Items listed in a dataset:
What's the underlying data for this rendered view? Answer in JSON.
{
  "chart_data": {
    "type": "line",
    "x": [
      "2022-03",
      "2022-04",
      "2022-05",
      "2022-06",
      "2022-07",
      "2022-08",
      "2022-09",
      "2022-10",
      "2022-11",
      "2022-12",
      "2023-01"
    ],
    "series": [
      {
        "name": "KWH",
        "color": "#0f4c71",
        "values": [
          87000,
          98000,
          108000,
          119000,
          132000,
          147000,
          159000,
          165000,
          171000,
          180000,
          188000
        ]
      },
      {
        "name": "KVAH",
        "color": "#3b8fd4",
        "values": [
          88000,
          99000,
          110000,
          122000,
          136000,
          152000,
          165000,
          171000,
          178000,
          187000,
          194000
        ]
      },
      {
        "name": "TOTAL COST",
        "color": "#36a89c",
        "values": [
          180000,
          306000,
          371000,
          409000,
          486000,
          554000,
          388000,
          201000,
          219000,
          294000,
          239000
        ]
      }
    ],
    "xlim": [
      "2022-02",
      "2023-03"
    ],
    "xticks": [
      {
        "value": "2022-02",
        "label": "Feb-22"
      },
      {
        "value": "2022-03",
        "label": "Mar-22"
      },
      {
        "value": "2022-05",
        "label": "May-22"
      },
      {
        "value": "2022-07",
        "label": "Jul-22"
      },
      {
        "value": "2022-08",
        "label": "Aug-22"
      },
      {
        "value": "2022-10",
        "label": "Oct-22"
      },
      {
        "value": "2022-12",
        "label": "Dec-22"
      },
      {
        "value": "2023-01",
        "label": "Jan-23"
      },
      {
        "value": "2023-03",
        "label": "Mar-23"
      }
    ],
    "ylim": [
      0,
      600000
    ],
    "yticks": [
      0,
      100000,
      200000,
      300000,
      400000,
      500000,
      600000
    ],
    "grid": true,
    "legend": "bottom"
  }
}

:: Aim ::
Reproduce each line holding the word "label".

:: Response ::
        "label": "Feb-22"
        "label": "Mar-22"
        "label": "May-22"
        "label": "Jul-22"
        "label": "Aug-22"
        "label": "Oct-22"
        "label": "Dec-22"
        "label": "Jan-23"
        "label": "Mar-23"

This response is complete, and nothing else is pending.